A block of data

_____

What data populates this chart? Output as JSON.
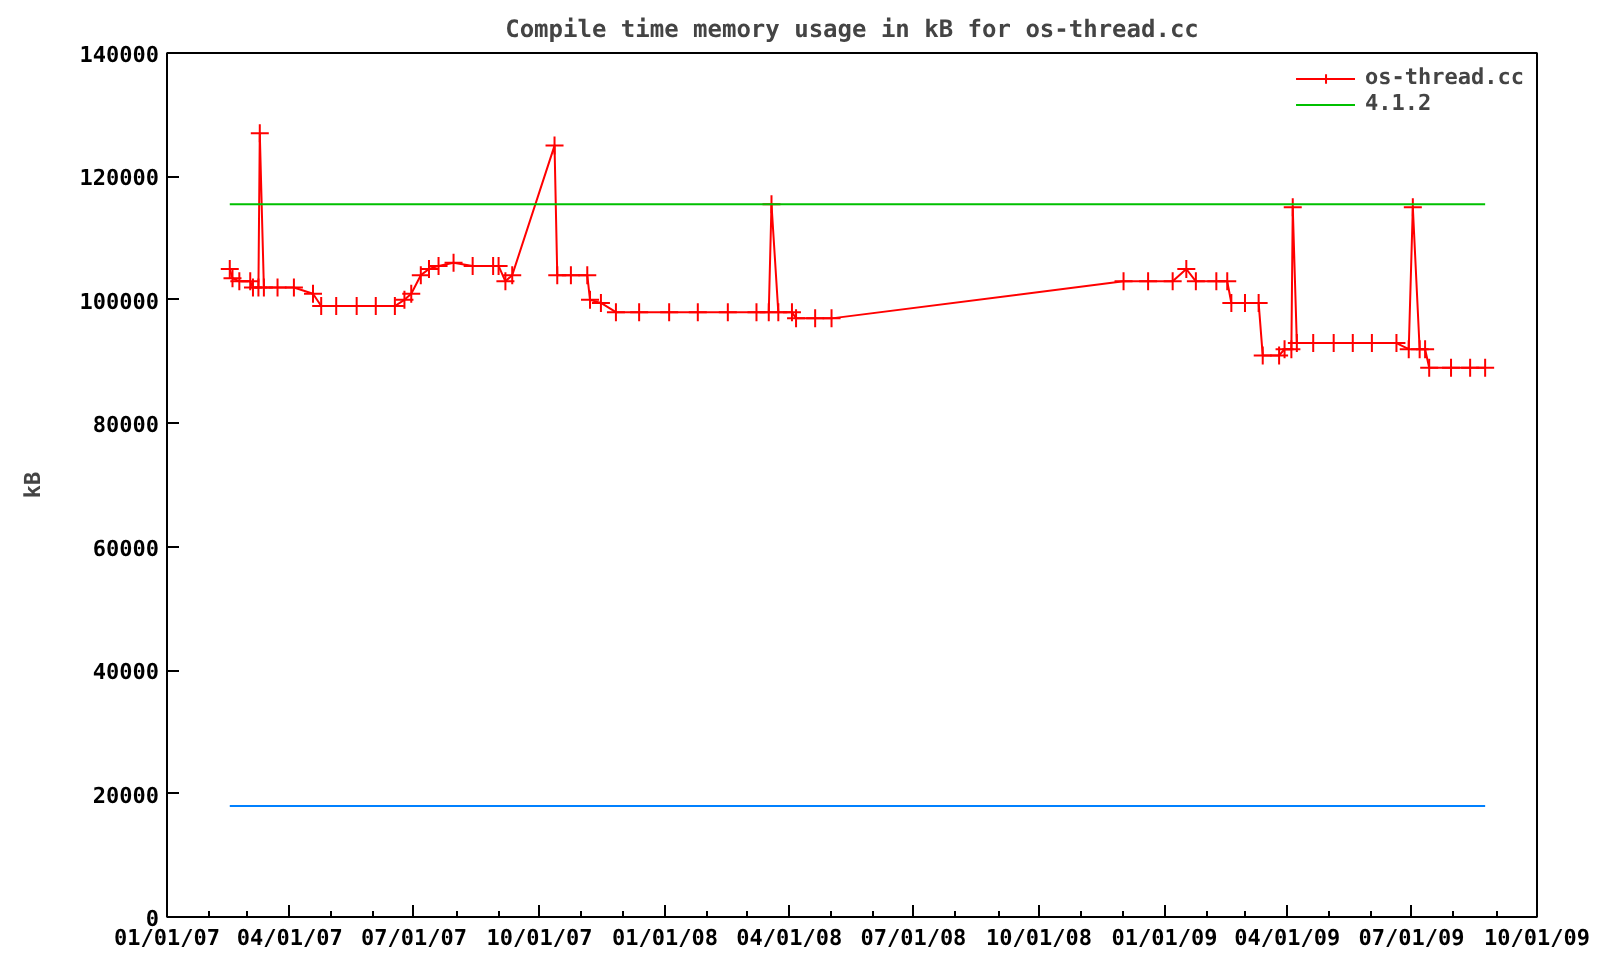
{
  "chart_data": {
    "type": "line",
    "title": "Compile time memory usage in kB for os-thread.cc",
    "ylabel": "kB",
    "xlim": [
      "2007-01-01",
      "2009-10-01"
    ],
    "xticks": [
      {
        "value": "2007-01-01",
        "label": "01/01/07"
      },
      {
        "value": "2007-04-01",
        "label": "04/01/07"
      },
      {
        "value": "2007-07-01",
        "label": "07/01/07"
      },
      {
        "value": "2007-10-01",
        "label": "10/01/07"
      },
      {
        "value": "2008-01-01",
        "label": "01/01/08"
      },
      {
        "value": "2008-04-01",
        "label": "04/01/08"
      },
      {
        "value": "2008-07-01",
        "label": "07/01/08"
      },
      {
        "value": "2008-10-01",
        "label": "10/01/08"
      },
      {
        "value": "2009-01-01",
        "label": "01/01/09"
      },
      {
        "value": "2009-04-01",
        "label": "04/01/09"
      },
      {
        "value": "2009-07-01",
        "label": "07/01/09"
      },
      {
        "value": "2009-10-01",
        "label": "10/01/09"
      }
    ],
    "ylim": [
      0,
      140000
    ],
    "yticks": [
      0,
      20000,
      40000,
      60000,
      80000,
      100000,
      120000,
      140000
    ],
    "legend": "top right",
    "series": [
      {
        "name": "os-thread.cc",
        "color": "#ff0000",
        "marker": "cross",
        "x": [
          "2007-02-16",
          "2007-02-18",
          "2007-02-23",
          "2007-03-03",
          "2007-03-05",
          "2007-03-09",
          "2007-03-10",
          "2007-03-13",
          "2007-03-23",
          "2007-04-04",
          "2007-04-18",
          "2007-04-24",
          "2007-05-05",
          "2007-05-20",
          "2007-06-03",
          "2007-06-17",
          "2007-06-24",
          "2007-06-29",
          "2007-07-06",
          "2007-07-12",
          "2007-07-19",
          "2007-07-30",
          "2007-08-13",
          "2007-08-28",
          "2007-09-01",
          "2007-09-06",
          "2007-09-11",
          "2007-10-12",
          "2007-10-14",
          "2007-10-24",
          "2007-11-05",
          "2007-11-07",
          "2007-11-15",
          "2007-11-26",
          "2007-12-13",
          "2008-01-04",
          "2008-01-25",
          "2008-02-16",
          "2008-03-08",
          "2008-03-17",
          "2008-03-19",
          "2008-03-24",
          "2008-04-03",
          "2008-04-06",
          "2008-04-20",
          "2008-05-02",
          "2008-12-02",
          "2008-12-20",
          "2009-01-07",
          "2009-01-17",
          "2009-01-24",
          "2009-02-08",
          "2009-02-16",
          "2009-02-19",
          "2009-03-01",
          "2009-03-11",
          "2009-03-14",
          "2009-03-26",
          "2009-03-30",
          "2009-04-04",
          "2009-04-05",
          "2009-04-08",
          "2009-04-20",
          "2009-05-05",
          "2009-05-19",
          "2009-06-02",
          "2009-06-20",
          "2009-06-29",
          "2009-07-02",
          "2009-07-07",
          "2009-07-11",
          "2009-07-14",
          "2009-07-30",
          "2009-08-13",
          "2009-08-24"
        ],
        "values": [
          105000,
          103500,
          103000,
          103000,
          102000,
          102000,
          127000,
          102000,
          102000,
          102000,
          101000,
          99000,
          99000,
          99000,
          99000,
          99000,
          100000,
          101000,
          104000,
          105000,
          105500,
          106000,
          105500,
          105500,
          105500,
          103000,
          104000,
          125000,
          104000,
          104000,
          104000,
          100000,
          99500,
          98000,
          98000,
          98000,
          98000,
          98000,
          98000,
          98000,
          115500,
          98000,
          98000,
          97000,
          97000,
          97000,
          103000,
          103000,
          103000,
          105000,
          103000,
          103000,
          103000,
          99500,
          99500,
          99500,
          91000,
          91000,
          92000,
          92000,
          115000,
          93000,
          93000,
          93000,
          93000,
          93000,
          93000,
          92000,
          115000,
          92000,
          92000,
          89000,
          89000,
          89000,
          89000
        ]
      },
      {
        "name": "4.1.2",
        "color": "#00c000",
        "marker": "none",
        "x": [
          "2007-02-16",
          "2009-08-24"
        ],
        "values": [
          115500,
          115500
        ]
      },
      {
        "color": "#0080ff",
        "marker": "none",
        "x": [
          "2007-02-16",
          "2009-08-24"
        ],
        "values": [
          18000,
          18000
        ]
      }
    ]
  }
}
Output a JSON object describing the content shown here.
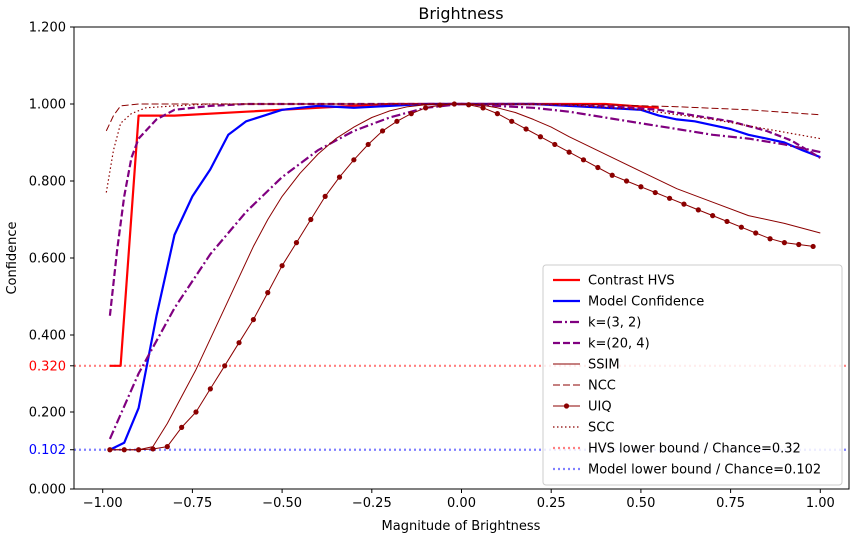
{
  "chart_data": {
    "type": "line",
    "title": "Brightness",
    "xlabel": "Magnitude of Brightness",
    "ylabel": "Confidence",
    "xlim": [
      -1.08,
      1.08
    ],
    "ylim": [
      0.0,
      1.2
    ],
    "xticks": [
      -1.0,
      -0.75,
      -0.5,
      -0.25,
      0.0,
      0.25,
      0.5,
      0.75,
      1.0
    ],
    "xtick_labels": [
      "−1.00",
      "−0.75",
      "−0.50",
      "−0.25",
      "0.00",
      "0.25",
      "0.50",
      "0.75",
      "1.00"
    ],
    "yticks": [
      0.0,
      0.102,
      0.2,
      0.32,
      0.4,
      0.6,
      0.8,
      1.0,
      1.2
    ],
    "ytick_labels": [
      "0.000",
      "0.102",
      "0.200",
      "0.320",
      "0.400",
      "0.600",
      "0.800",
      "1.000",
      "1.200"
    ],
    "ytick_colors": [
      "#000000",
      "#0000ff",
      "#000000",
      "#ff0000",
      "#000000",
      "#000000",
      "#000000",
      "#000000",
      "#000000"
    ],
    "grid": false,
    "legend_position": "bottom-right",
    "series": [
      {
        "name": "Contrast HVS",
        "color": "#ff0000",
        "style": "solid",
        "width": 2.2,
        "x": [
          -0.98,
          -0.95,
          -0.9,
          -0.88,
          -0.8,
          -0.6,
          -0.4,
          -0.2,
          0.0,
          0.2,
          0.4,
          0.55
        ],
        "y": [
          0.32,
          0.32,
          0.97,
          0.97,
          0.97,
          0.98,
          0.99,
          1.0,
          1.0,
          1.0,
          1.0,
          0.99
        ]
      },
      {
        "name": "Model Confidence",
        "color": "#0000ff",
        "style": "solid",
        "width": 2.2,
        "x": [
          -0.98,
          -0.94,
          -0.9,
          -0.85,
          -0.8,
          -0.75,
          -0.7,
          -0.65,
          -0.6,
          -0.55,
          -0.5,
          -0.45,
          -0.4,
          -0.3,
          -0.2,
          -0.1,
          0.0,
          0.1,
          0.2,
          0.3,
          0.4,
          0.5,
          0.55,
          0.6,
          0.65,
          0.7,
          0.75,
          0.8,
          0.85,
          0.9,
          0.95,
          1.0
        ],
        "y": [
          0.102,
          0.12,
          0.21,
          0.45,
          0.66,
          0.76,
          0.83,
          0.92,
          0.955,
          0.97,
          0.985,
          0.99,
          0.995,
          0.99,
          0.995,
          1.0,
          1.0,
          1.0,
          1.0,
          0.995,
          0.99,
          0.985,
          0.97,
          0.96,
          0.955,
          0.945,
          0.935,
          0.92,
          0.91,
          0.9,
          0.88,
          0.862
        ]
      },
      {
        "name": "k=(3, 2)",
        "color": "#800080",
        "style": "dashdot",
        "width": 2.2,
        "x": [
          -0.98,
          -0.9,
          -0.8,
          -0.7,
          -0.6,
          -0.5,
          -0.4,
          -0.3,
          -0.2,
          -0.1,
          0.0,
          0.1,
          0.2,
          0.3,
          0.4,
          0.5,
          0.6,
          0.7,
          0.8,
          0.9,
          1.0
        ],
        "y": [
          0.13,
          0.3,
          0.47,
          0.61,
          0.72,
          0.81,
          0.88,
          0.93,
          0.965,
          0.99,
          1.0,
          0.995,
          0.99,
          0.98,
          0.965,
          0.95,
          0.935,
          0.92,
          0.91,
          0.895,
          0.875
        ]
      },
      {
        "name": "k=(20, 4)",
        "color": "#800080",
        "style": "dashed",
        "width": 2.2,
        "x": [
          -0.98,
          -0.96,
          -0.94,
          -0.92,
          -0.9,
          -0.85,
          -0.8,
          -0.7,
          -0.6,
          -0.4,
          -0.2,
          0.0,
          0.2,
          0.4,
          0.55,
          0.65,
          0.75,
          0.85,
          0.92,
          1.0
        ],
        "y": [
          0.45,
          0.62,
          0.76,
          0.86,
          0.91,
          0.96,
          0.985,
          0.995,
          1.0,
          1.0,
          1.0,
          1.0,
          1.0,
          0.995,
          0.985,
          0.97,
          0.955,
          0.93,
          0.905,
          0.86
        ]
      },
      {
        "name": "SSIM",
        "color": "#8b0000",
        "style": "solid",
        "width": 1.0,
        "x": [
          -0.98,
          -0.9,
          -0.86,
          -0.82,
          -0.78,
          -0.74,
          -0.7,
          -0.66,
          -0.62,
          -0.58,
          -0.54,
          -0.5,
          -0.45,
          -0.4,
          -0.35,
          -0.3,
          -0.25,
          -0.2,
          -0.15,
          -0.1,
          -0.05,
          0.0,
          0.05,
          0.1,
          0.15,
          0.2,
          0.25,
          0.3,
          0.4,
          0.5,
          0.6,
          0.7,
          0.8,
          0.9,
          1.0
        ],
        "y": [
          0.102,
          0.102,
          0.11,
          0.17,
          0.24,
          0.31,
          0.39,
          0.47,
          0.55,
          0.63,
          0.7,
          0.76,
          0.82,
          0.87,
          0.91,
          0.94,
          0.965,
          0.982,
          0.993,
          0.998,
          1.0,
          1.0,
          0.998,
          0.99,
          0.978,
          0.96,
          0.94,
          0.915,
          0.87,
          0.825,
          0.78,
          0.745,
          0.71,
          0.69,
          0.665
        ]
      },
      {
        "name": "NCC",
        "color": "#8b0000",
        "style": "dashed",
        "width": 1.0,
        "x": [
          -0.99,
          -0.97,
          -0.95,
          -0.9,
          -0.8,
          -0.6,
          -0.4,
          -0.2,
          0.0,
          0.2,
          0.4,
          0.6,
          0.8,
          1.0
        ],
        "y": [
          0.93,
          0.97,
          0.995,
          1.0,
          1.0,
          1.0,
          1.0,
          1.0,
          1.0,
          1.0,
          0.998,
          0.993,
          0.985,
          0.972
        ]
      },
      {
        "name": "UIQ",
        "color": "#8b0000",
        "style": "solid",
        "width": 1.0,
        "marker": "circle",
        "x": [
          -0.98,
          -0.94,
          -0.9,
          -0.86,
          -0.82,
          -0.78,
          -0.74,
          -0.7,
          -0.66,
          -0.62,
          -0.58,
          -0.54,
          -0.5,
          -0.46,
          -0.42,
          -0.38,
          -0.34,
          -0.3,
          -0.26,
          -0.22,
          -0.18,
          -0.14,
          -0.1,
          -0.06,
          -0.02,
          0.02,
          0.06,
          0.1,
          0.14,
          0.18,
          0.22,
          0.26,
          0.3,
          0.34,
          0.38,
          0.42,
          0.46,
          0.5,
          0.54,
          0.58,
          0.62,
          0.66,
          0.7,
          0.74,
          0.78,
          0.82,
          0.86,
          0.9,
          0.94,
          0.98
        ],
        "y": [
          0.102,
          0.102,
          0.102,
          0.104,
          0.11,
          0.16,
          0.2,
          0.26,
          0.32,
          0.38,
          0.44,
          0.51,
          0.58,
          0.64,
          0.7,
          0.76,
          0.81,
          0.855,
          0.895,
          0.93,
          0.955,
          0.975,
          0.99,
          0.997,
          1.0,
          0.998,
          0.99,
          0.975,
          0.955,
          0.935,
          0.915,
          0.895,
          0.875,
          0.855,
          0.835,
          0.815,
          0.8,
          0.785,
          0.77,
          0.755,
          0.74,
          0.725,
          0.71,
          0.695,
          0.68,
          0.665,
          0.65,
          0.64,
          0.635,
          0.63
        ]
      },
      {
        "name": "SCC",
        "color": "#8b0000",
        "style": "dotted",
        "width": 1.2,
        "x": [
          -0.99,
          -0.97,
          -0.95,
          -0.92,
          -0.88,
          -0.8,
          -0.7,
          -0.5,
          -0.3,
          0.0,
          0.3,
          0.5,
          0.7,
          0.85,
          1.0
        ],
        "y": [
          0.77,
          0.88,
          0.95,
          0.975,
          0.99,
          0.995,
          1.0,
          1.0,
          1.0,
          1.0,
          0.998,
          0.985,
          0.96,
          0.935,
          0.91
        ]
      }
    ],
    "hlines": [
      {
        "name": "HVS lower bound / Chance=0.32",
        "y": 0.32,
        "color": "#ff8080",
        "style": "dotted"
      },
      {
        "name": "Model lower bound / Chance=0.102",
        "y": 0.102,
        "color": "#8080ff",
        "style": "dotted"
      }
    ]
  }
}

_____

_Short problem:_
Lines containing the word "thread" are to be counted in the listing; state their number alone.

_The answer:_
2